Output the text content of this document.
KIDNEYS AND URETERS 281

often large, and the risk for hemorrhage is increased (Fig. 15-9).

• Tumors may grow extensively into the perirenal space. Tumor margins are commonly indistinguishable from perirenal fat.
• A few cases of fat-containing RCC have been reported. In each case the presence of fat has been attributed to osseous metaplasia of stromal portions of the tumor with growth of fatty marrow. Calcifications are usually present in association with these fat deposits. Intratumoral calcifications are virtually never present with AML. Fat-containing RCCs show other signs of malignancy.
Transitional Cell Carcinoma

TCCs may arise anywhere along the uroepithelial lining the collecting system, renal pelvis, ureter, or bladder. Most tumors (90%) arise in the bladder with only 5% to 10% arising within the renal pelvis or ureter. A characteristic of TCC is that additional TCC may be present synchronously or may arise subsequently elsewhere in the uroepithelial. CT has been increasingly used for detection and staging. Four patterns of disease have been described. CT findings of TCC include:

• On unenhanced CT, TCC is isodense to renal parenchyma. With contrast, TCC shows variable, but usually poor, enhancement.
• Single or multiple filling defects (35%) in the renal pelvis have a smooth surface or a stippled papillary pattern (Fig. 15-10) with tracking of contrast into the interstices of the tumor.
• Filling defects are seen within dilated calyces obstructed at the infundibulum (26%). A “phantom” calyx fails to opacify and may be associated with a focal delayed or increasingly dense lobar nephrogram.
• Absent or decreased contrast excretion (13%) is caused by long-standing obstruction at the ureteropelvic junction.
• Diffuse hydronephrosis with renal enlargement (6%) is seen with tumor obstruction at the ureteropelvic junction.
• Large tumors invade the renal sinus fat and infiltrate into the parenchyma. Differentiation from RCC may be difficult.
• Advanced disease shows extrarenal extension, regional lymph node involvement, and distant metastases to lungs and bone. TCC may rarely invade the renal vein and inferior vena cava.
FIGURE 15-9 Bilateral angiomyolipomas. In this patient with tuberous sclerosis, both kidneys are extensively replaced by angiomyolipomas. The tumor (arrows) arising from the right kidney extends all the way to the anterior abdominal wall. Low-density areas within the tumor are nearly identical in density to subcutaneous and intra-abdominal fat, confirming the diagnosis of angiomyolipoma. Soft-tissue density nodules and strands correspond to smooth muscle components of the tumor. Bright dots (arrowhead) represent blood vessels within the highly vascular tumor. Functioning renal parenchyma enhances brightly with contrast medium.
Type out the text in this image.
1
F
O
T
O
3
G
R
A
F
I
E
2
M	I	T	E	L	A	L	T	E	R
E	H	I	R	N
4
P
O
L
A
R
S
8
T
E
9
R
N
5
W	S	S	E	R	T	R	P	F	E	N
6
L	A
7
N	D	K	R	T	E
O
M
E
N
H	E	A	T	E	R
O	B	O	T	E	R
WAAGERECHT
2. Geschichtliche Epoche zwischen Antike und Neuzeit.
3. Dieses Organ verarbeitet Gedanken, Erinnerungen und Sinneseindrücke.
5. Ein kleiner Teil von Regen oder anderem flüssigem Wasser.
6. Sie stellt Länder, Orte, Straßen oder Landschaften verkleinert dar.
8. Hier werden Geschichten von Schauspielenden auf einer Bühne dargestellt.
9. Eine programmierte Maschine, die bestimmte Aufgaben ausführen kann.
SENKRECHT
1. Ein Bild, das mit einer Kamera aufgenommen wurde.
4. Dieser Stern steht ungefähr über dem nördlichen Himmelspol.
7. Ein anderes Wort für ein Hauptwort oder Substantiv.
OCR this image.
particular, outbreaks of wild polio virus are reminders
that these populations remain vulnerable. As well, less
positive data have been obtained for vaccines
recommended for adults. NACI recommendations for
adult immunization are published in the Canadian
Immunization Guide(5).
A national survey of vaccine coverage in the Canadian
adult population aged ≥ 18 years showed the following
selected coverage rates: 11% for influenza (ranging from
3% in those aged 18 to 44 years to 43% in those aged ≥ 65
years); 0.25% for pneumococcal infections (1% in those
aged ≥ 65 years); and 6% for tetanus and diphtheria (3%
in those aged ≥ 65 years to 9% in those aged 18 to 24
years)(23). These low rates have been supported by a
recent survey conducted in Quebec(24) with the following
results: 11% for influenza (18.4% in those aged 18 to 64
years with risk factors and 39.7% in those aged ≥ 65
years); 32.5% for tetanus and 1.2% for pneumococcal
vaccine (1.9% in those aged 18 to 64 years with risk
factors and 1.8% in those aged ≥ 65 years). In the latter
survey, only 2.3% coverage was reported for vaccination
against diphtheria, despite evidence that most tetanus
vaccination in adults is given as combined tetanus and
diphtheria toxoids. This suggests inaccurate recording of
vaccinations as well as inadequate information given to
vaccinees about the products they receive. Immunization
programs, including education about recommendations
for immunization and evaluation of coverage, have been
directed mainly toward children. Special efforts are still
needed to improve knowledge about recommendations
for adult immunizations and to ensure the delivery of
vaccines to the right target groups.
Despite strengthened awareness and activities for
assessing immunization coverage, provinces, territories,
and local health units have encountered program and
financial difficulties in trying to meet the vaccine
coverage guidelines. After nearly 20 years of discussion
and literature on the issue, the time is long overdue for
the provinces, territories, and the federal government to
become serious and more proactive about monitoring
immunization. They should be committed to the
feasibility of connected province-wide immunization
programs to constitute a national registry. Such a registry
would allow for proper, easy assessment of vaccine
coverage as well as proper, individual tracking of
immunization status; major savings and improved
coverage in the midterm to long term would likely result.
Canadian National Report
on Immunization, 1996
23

§ **EXERCISE PROMPT**
Type out the entire listing again, matching every line exactly.

§ **EXERCISE SOLUTION**
Output the text content of this document.
KIDNEYS AND URETERS 281

often large, and the risk for hemorrhage is increased (Fig. 15-9).

• Tumors may grow extensively into the perirenal space. Tumor margins are commonly indistinguishable from perirenal fat.
• A few cases of fat-containing RCC have been reported. In each case the presence of fat has been attributed to osseous metaplasia of stromal portions of the tumor with growth of fatty marrow. Calcifications are usually present in association with these fat deposits. Intratumoral calcifications are virtually never present with AML. Fat-containing RCCs show other signs of malignancy.
Transitional Cell Carcinoma

TCCs may arise anywhere along the uroepithelial lining the collecting system, renal pelvis, ureter, or bladder. Most tumors (90%) arise in the bladder with only 5% to 10% arising within the renal pelvis or ureter. A characteristic of TCC is that additional TCC may be present synchronously or may arise subsequently elsewhere in the uroepithelial. CT has been increasingly used for detection and staging. Four patterns of disease have been described. CT findings of TCC include:

• On unenhanced CT, TCC is isodense to renal parenchyma. With contrast, TCC shows variable, but usually poor, enhancement.
• Single or multiple filling defects (35%) in the renal pelvis have a smooth surface or a stippled papillary pattern (Fig. 15-10) with tracking of contrast into the interstices of the tumor.
• Filling defects are seen within dilated calyces obstructed at the infundibulum (26%). A “phantom” calyx fails to opacify and may be associated with a focal delayed or increasingly dense lobar nephrogram.
• Absent or decreased contrast excretion (13%) is caused by long-standing obstruction at the ureteropelvic junction.
• Diffuse hydronephrosis with renal enlargement (6%) is seen with tumor obstruction at the ureteropelvic junction.
• Large tumors invade the renal sinus fat and infiltrate into the parenchyma. Differentiation from RCC may be difficult.
• Advanced disease shows extrarenal extension, regional lymph node involvement, and distant metastases to lungs and bone. TCC may rarely invade the renal vein and inferior vena cava.
FIGURE 15-9 Bilateral angiomyolipomas. In this patient with tuberous sclerosis, both kidneys are extensively replaced by angiomyolipomas. The tumor (arrows) arising from the right kidney extends all the way to the anterior abdominal wall. Low-density areas within the tumor are nearly identical in density to subcutaneous and intra-abdominal fat, confirming the diagnosis of angiomyolipoma. Soft-tissue density nodules and strands correspond to smooth muscle components of the tumor. Bright dots (arrowhead) represent blood vessels within the highly vascular tumor. Functioning renal parenchyma enhances brightly with contrast medium.
Type out the text in this image.
1
F
O
T
O
3
G
R
A
F
I
E
2
M	I	T	E	L	A	L	T	E	R
E	H	I	R	N
4
P
O
L
A
R
S
8
T
E
9
R
N
5
W	S	S	E	R	T	R	P	F	E	N
6
L	A
7
N	D	K	R	T	E
O
M
E
N
H	E	A	T	E	R
O	B	O	T	E	R
WAAGERECHT
2. Geschichtliche Epoche zwischen Antike und Neuzeit.
3. Dieses Organ verarbeitet Gedanken, Erinnerungen und Sinneseindrücke.
5. Ein kleiner Teil von Regen oder anderem flüssigem Wasser.
6. Sie stellt Länder, Orte, Straßen oder Landschaften verkleinert dar.
8. Hier werden Geschichten von Schauspielenden auf einer Bühne dargestellt.
9. Eine programmierte Maschine, die bestimmte Aufgaben ausführen kann.
SENKRECHT
1. Ein Bild, das mit einer Kamera aufgenommen wurde.
4. Dieser Stern steht ungefähr über dem nördlichen Himmelspol.
7. Ein anderes Wort für ein Hauptwort oder Substantiv.
OCR this image.
particular, outbreaks of wild polio virus are reminders
that these populations remain vulnerable. As well, less
positive data have been obtained for vaccines
recommended for adults. NACI recommendations for
adult immunization are published in the Canadian
Immunization Guide(5).
A national survey of vaccine coverage in the Canadian
adult population aged ≥ 18 years showed the following
selected coverage rates: 11% for influenza (ranging from
3% in those aged 18 to 44 years to 43% in those aged ≥ 65
years); 0.25% for pneumococcal infections (1% in those
aged ≥ 65 years); and 6% for tetanus and diphtheria (3%
in those aged ≥ 65 years to 9% in those aged 18 to 24
years)(23). These low rates have been supported by a
recent survey conducted in Quebec(24) with the following
results: 11% for influenza (18.4% in those aged 18 to 64
years with risk factors and 39.7% in those aged ≥ 65
years); 32.5% for tetanus and 1.2% for pneumococcal
vaccine (1.9% in those aged 18 to 64 years with risk
factors and 1.8% in those aged ≥ 65 years). In the latter
survey, only 2.3% coverage was reported for vaccination
against diphtheria, despite evidence that most tetanus
vaccination in adults is given as combined tetanus and
diphtheria toxoids. This suggests inaccurate recording of
vaccinations as well as inadequate information given to
vaccinees about the products they receive. Immunization
programs, including education about recommendations
for immunization and evaluation of coverage, have been
directed mainly toward children. Special efforts are still
needed to improve knowledge about recommendations
for adult immunizations and to ensure the delivery of
vaccines to the right target groups.
Despite strengthened awareness and activities for
assessing immunization coverage, provinces, territories,
and local health units have encountered program and
financial difficulties in trying to meet the vaccine
coverage guidelines. After nearly 20 years of discussion
and literature on the issue, the time is long overdue for
the provinces, territories, and the federal government to
become serious and more proactive about monitoring
immunization. They should be committed to the
feasibility of connected province-wide immunization
programs to constitute a national registry. Such a registry
would allow for proper, easy assessment of vaccine
coverage as well as proper, individual tracking of
immunization status; major savings and improved
coverage in the midterm to long term would likely result.
Canadian National Report
on Immunization, 1996
23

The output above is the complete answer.